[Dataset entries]
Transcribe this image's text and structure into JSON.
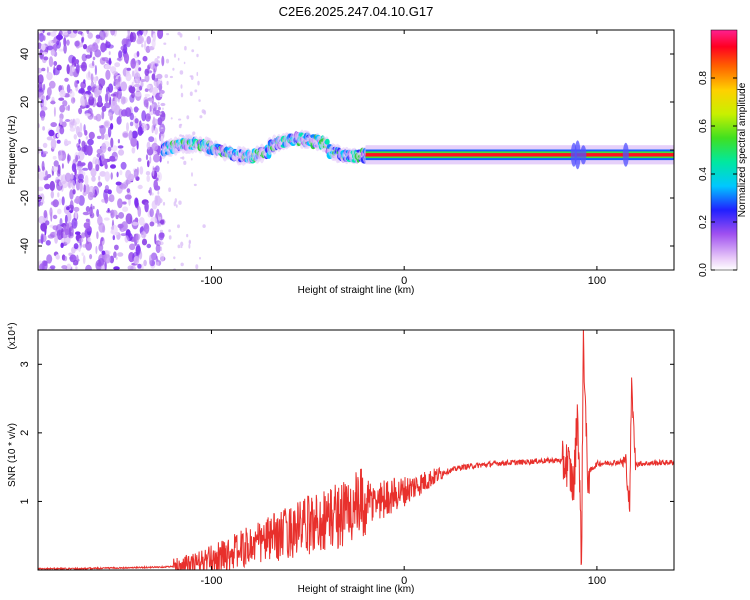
{
  "title": "C2E6.2025.247.04.10.G17",
  "chart_data": [
    {
      "type": "heatmap",
      "name": "spectrogram",
      "xlabel": "Height of straight line (km)",
      "ylabel": "Frequency (Hz)",
      "xlim": [
        -190,
        140
      ],
      "ylim": [
        -50,
        50
      ],
      "xticks": [
        -100,
        0,
        100
      ],
      "yticks": [
        -40,
        -20,
        0,
        20,
        40
      ],
      "colorbar": {
        "label": "Normalized spectral amplitude",
        "range": [
          0,
          1
        ],
        "ticks": [
          0.0,
          0.2,
          0.4,
          0.6,
          0.8
        ],
        "tick_labels": [
          "0.0",
          "0.2",
          "0.4",
          "0.6",
          "0.8"
        ]
      },
      "features": [
        {
          "x_from": -190,
          "x_to": -125,
          "freq_from": -50,
          "freq_to": 50,
          "description": "scattered low-amplitude noise"
        },
        {
          "x_from": -125,
          "x_to": -20,
          "freq_center": 0,
          "description": "broadened, wavy signal band"
        },
        {
          "x_from": -20,
          "x_to": 140,
          "freq_center": -2,
          "description": "narrow high-amplitude carrier"
        }
      ]
    },
    {
      "type": "line",
      "name": "snr",
      "xlabel": "Height of straight line (km)",
      "ylabel": "SNR (10 * v/v)",
      "y_scale_note": "(x10⁴)",
      "xlim": [
        -190,
        140
      ],
      "ylim": [
        0,
        3.5
      ],
      "xticks": [
        -100,
        0,
        100
      ],
      "yticks": [
        1,
        2,
        3
      ],
      "ytick_labels": [
        "1",
        "2",
        "3"
      ],
      "series": [
        {
          "name": "SNR",
          "color": "#e8302c",
          "points": [
            [
              -190,
              0.02
            ],
            [
              -170,
              0.02
            ],
            [
              -150,
              0.03
            ],
            [
              -130,
              0.04
            ],
            [
              -120,
              0.05
            ],
            [
              -110,
              0.08
            ],
            [
              -100,
              0.15
            ],
            [
              -90,
              0.25
            ],
            [
              -80,
              0.35
            ],
            [
              -70,
              0.45
            ],
            [
              -60,
              0.55
            ],
            [
              -50,
              0.65
            ],
            [
              -40,
              0.75
            ],
            [
              -30,
              0.85
            ],
            [
              -20,
              0.95
            ],
            [
              -10,
              1.05
            ],
            [
              0,
              1.15
            ],
            [
              10,
              1.28
            ],
            [
              20,
              1.42
            ],
            [
              30,
              1.5
            ],
            [
              40,
              1.53
            ],
            [
              50,
              1.56
            ],
            [
              60,
              1.57
            ],
            [
              70,
              1.59
            ],
            [
              80,
              1.6
            ],
            [
              85,
              1.55
            ],
            [
              88,
              1.2
            ],
            [
              90,
              2.4
            ],
            [
              92,
              0.15
            ],
            [
              93,
              3.45
            ],
            [
              95,
              1.4
            ],
            [
              100,
              1.55
            ],
            [
              110,
              1.57
            ],
            [
              115,
              1.58
            ],
            [
              117,
              0.9
            ],
            [
              118,
              2.7
            ],
            [
              120,
              1.55
            ],
            [
              130,
              1.56
            ],
            [
              140,
              1.57
            ]
          ]
        }
      ]
    }
  ]
}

**WHAT IS BEING ASKED**. Reproduce the records verbatim, omitting all images they contain.

**ANSWER TO THIS EXERCISE**.
Transcribe this image's text and structure into JSON.
{
  "title": "C2E6.2025.247.04.10.G17",
  "chart_data": [
    {
      "type": "heatmap",
      "name": "spectrogram",
      "xlabel": "Height of straight line (km)",
      "ylabel": "Frequency (Hz)",
      "xlim": [
        -190,
        140
      ],
      "ylim": [
        -50,
        50
      ],
      "xticks": [
        -100,
        0,
        100
      ],
      "yticks": [
        -40,
        -20,
        0,
        20,
        40
      ],
      "colorbar": {
        "label": "Normalized spectral amplitude",
        "range": [
          0,
          1
        ],
        "ticks": [
          0.0,
          0.2,
          0.4,
          0.6,
          0.8
        ],
        "tick_labels": [
          "0.0",
          "0.2",
          "0.4",
          "0.6",
          "0.8"
        ]
      },
      "features": [
        {
          "x_from": -190,
          "x_to": -125,
          "freq_from": -50,
          "freq_to": 50,
          "description": "scattered low-amplitude noise"
        },
        {
          "x_from": -125,
          "x_to": -20,
          "freq_center": 0,
          "description": "broadened, wavy signal band"
        },
        {
          "x_from": -20,
          "x_to": 140,
          "freq_center": -2,
          "description": "narrow high-amplitude carrier"
        }
      ]
    },
    {
      "type": "line",
      "name": "snr",
      "xlabel": "Height of straight line (km)",
      "ylabel": "SNR (10 * v/v)",
      "y_scale_note": "(x10⁴)",
      "xlim": [
        -190,
        140
      ],
      "ylim": [
        0,
        3.5
      ],
      "xticks": [
        -100,
        0,
        100
      ],
      "yticks": [
        1,
        2,
        3
      ],
      "ytick_labels": [
        "1",
        "2",
        "3"
      ],
      "series": [
        {
          "name": "SNR",
          "color": "#e8302c",
          "points": [
            [
              -190,
              0.02
            ],
            [
              -170,
              0.02
            ],
            [
              -150,
              0.03
            ],
            [
              -130,
              0.04
            ],
            [
              -120,
              0.05
            ],
            [
              -110,
              0.08
            ],
            [
              -100,
              0.15
            ],
            [
              -90,
              0.25
            ],
            [
              -80,
              0.35
            ],
            [
              -70,
              0.45
            ],
            [
              -60,
              0.55
            ],
            [
              -50,
              0.65
            ],
            [
              -40,
              0.75
            ],
            [
              -30,
              0.85
            ],
            [
              -20,
              0.95
            ],
            [
              -10,
              1.05
            ],
            [
              0,
              1.15
            ],
            [
              10,
              1.28
            ],
            [
              20,
              1.42
            ],
            [
              30,
              1.5
            ],
            [
              40,
              1.53
            ],
            [
              50,
              1.56
            ],
            [
              60,
              1.57
            ],
            [
              70,
              1.59
            ],
            [
              80,
              1.6
            ],
            [
              85,
              1.55
            ],
            [
              88,
              1.2
            ],
            [
              90,
              2.4
            ],
            [
              92,
              0.15
            ],
            [
              93,
              3.45
            ],
            [
              95,
              1.4
            ],
            [
              100,
              1.55
            ],
            [
              110,
              1.57
            ],
            [
              115,
              1.58
            ],
            [
              117,
              0.9
            ],
            [
              118,
              2.7
            ],
            [
              120,
              1.55
            ],
            [
              130,
              1.56
            ],
            [
              140,
              1.57
            ]
          ]
        }
      ]
    }
  ]
}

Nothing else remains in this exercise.